### EXTRACT PROVIDED
British Army deploys new weapon based on mass-killing technology*
John Byrne
Published: Thursday August 23, 2007
A new 'super-weapon' being supplied to British soldiers in Afghanistan
employs technology based on the "thermobaric" principle which uses heat
and pressure to kill people targeted across a wide air by sucking the
air out of lungs and rupturing internal organs.
The so-called "enhanced blast" weapon uses similar technology used in
the US "bunker busting" bombs and the devastating bombs dropped by the
Russians to destroy the Chechen capital, Grozny.
Such weapons are brutally effective because they first disperse a gas or
chemical agent which is lit at a second stage, allowing the blast to
fill the spaces of a building or the crevices of a cave. When the US
military deployed a version of these weapons in 2005, DefenseTech wrote
an article titled, "Marines Quiet About Brutal New Weapon."

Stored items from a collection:

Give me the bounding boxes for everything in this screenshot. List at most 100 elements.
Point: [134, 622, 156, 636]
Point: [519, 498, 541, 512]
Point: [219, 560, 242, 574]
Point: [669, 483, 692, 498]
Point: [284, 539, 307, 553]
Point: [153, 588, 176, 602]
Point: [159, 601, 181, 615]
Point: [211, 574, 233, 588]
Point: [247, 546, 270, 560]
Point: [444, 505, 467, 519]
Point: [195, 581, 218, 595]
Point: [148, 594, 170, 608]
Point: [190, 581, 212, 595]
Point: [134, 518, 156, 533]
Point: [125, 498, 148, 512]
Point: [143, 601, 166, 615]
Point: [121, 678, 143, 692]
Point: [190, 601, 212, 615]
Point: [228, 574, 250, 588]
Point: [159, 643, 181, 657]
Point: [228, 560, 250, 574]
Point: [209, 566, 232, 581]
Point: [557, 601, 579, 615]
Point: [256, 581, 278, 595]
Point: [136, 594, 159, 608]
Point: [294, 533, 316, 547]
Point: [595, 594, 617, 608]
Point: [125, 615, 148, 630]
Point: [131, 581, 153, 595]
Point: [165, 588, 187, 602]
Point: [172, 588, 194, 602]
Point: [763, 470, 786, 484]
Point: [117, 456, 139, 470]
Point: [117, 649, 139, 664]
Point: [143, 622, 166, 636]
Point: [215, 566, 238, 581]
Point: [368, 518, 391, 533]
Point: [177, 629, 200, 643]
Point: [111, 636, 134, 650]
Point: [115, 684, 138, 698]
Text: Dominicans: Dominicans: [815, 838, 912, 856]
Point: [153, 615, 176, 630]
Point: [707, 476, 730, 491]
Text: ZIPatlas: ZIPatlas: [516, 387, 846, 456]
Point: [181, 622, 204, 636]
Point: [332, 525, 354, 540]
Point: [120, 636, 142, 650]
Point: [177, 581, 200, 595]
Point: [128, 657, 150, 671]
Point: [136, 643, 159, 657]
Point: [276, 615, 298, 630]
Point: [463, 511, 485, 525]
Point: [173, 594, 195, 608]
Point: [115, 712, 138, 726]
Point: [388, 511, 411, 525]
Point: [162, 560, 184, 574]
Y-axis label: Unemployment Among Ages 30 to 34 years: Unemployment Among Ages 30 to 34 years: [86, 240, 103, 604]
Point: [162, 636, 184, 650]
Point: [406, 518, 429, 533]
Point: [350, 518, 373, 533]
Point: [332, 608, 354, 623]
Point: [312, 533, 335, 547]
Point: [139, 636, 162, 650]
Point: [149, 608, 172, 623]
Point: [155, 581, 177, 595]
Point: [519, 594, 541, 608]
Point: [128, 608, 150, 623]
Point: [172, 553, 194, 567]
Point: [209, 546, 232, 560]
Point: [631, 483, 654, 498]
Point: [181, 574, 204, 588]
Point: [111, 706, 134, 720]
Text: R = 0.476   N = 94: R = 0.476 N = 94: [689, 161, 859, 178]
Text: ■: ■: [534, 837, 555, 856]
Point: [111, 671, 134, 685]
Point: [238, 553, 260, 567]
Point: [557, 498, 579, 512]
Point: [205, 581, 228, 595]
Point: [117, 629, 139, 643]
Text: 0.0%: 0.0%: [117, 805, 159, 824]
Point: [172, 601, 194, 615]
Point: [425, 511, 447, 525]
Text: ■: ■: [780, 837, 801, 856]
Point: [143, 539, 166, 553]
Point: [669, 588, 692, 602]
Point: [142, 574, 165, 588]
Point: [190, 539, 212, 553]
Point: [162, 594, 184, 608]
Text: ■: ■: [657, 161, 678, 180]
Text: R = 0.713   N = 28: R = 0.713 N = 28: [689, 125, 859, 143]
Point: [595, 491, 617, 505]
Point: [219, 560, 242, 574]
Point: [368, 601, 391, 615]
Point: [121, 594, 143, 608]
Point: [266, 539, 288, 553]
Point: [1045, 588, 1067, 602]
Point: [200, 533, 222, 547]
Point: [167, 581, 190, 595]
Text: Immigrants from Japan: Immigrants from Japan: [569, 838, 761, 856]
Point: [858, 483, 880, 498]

### TASK REQUIREMENTS
Write out the part of the news article starting with "British Army deploys" and going on through "Chechen capital, Grozny.", renaming "super-weapon" as "advanced weapon".

### RESULT OF THIS TASK
British Army deploys new weapon based on mass-killing technology*
John Byrne
Published: Thursday August 23, 2007
A new 'advanced weapon' being supplied to British soldiers in Afghanistan
employs technology based on the "thermobaric" principle which uses heat
and pressure to kill people targeted across a wide air by sucking the
air out of lungs and rupturing internal organs.
The so-called "enhanced blast" weapon uses similar technology used in
the US "bunker busting" bombs and the devastating bombs dropped by the
Russians to destroy the Chechen capital, Grozny.